Data records —
━━━━━━━━━━━━━━━━━━━━━━━━━━━━━━

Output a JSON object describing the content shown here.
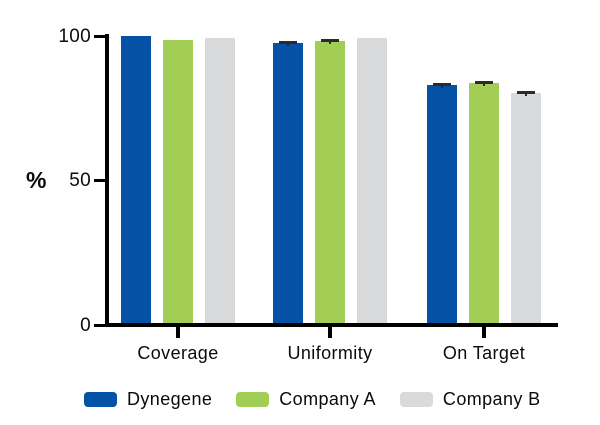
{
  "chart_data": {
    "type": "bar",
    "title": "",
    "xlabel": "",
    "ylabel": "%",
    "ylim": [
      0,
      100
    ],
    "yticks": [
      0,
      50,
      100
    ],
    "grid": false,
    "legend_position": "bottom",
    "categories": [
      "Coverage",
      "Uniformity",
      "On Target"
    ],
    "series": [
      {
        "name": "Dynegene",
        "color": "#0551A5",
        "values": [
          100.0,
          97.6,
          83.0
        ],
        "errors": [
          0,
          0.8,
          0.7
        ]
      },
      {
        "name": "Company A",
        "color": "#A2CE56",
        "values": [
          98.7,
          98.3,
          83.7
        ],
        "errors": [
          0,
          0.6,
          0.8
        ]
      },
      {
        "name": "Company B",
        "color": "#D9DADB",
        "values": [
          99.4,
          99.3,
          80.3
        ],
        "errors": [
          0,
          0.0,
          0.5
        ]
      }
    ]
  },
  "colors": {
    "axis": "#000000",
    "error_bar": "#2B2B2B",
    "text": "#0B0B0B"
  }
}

━━━━━━━━━━━━━━━━━━━━━━━━━━━━━━

WHAT THIS TASK INVOLVES —
Reproduce the full listing above verbatim, with no pictures included.

EXPECTED ANSWER —
Output a JSON object describing the content shown here.
{
  "chart_data": {
    "type": "bar",
    "title": "",
    "xlabel": "",
    "ylabel": "%",
    "ylim": [
      0,
      100
    ],
    "yticks": [
      0,
      50,
      100
    ],
    "grid": false,
    "legend_position": "bottom",
    "categories": [
      "Coverage",
      "Uniformity",
      "On Target"
    ],
    "series": [
      {
        "name": "Dynegene",
        "color": "#0551A5",
        "values": [
          100.0,
          97.6,
          83.0
        ],
        "errors": [
          0,
          0.8,
          0.7
        ]
      },
      {
        "name": "Company A",
        "color": "#A2CE56",
        "values": [
          98.7,
          98.3,
          83.7
        ],
        "errors": [
          0,
          0.6,
          0.8
        ]
      },
      {
        "name": "Company B",
        "color": "#D9DADB",
        "values": [
          99.4,
          99.3,
          80.3
        ],
        "errors": [
          0,
          0.0,
          0.5
        ]
      }
    ]
  },
  "colors": {
    "axis": "#000000",
    "error_bar": "#2B2B2B",
    "text": "#0B0B0B"
  }
}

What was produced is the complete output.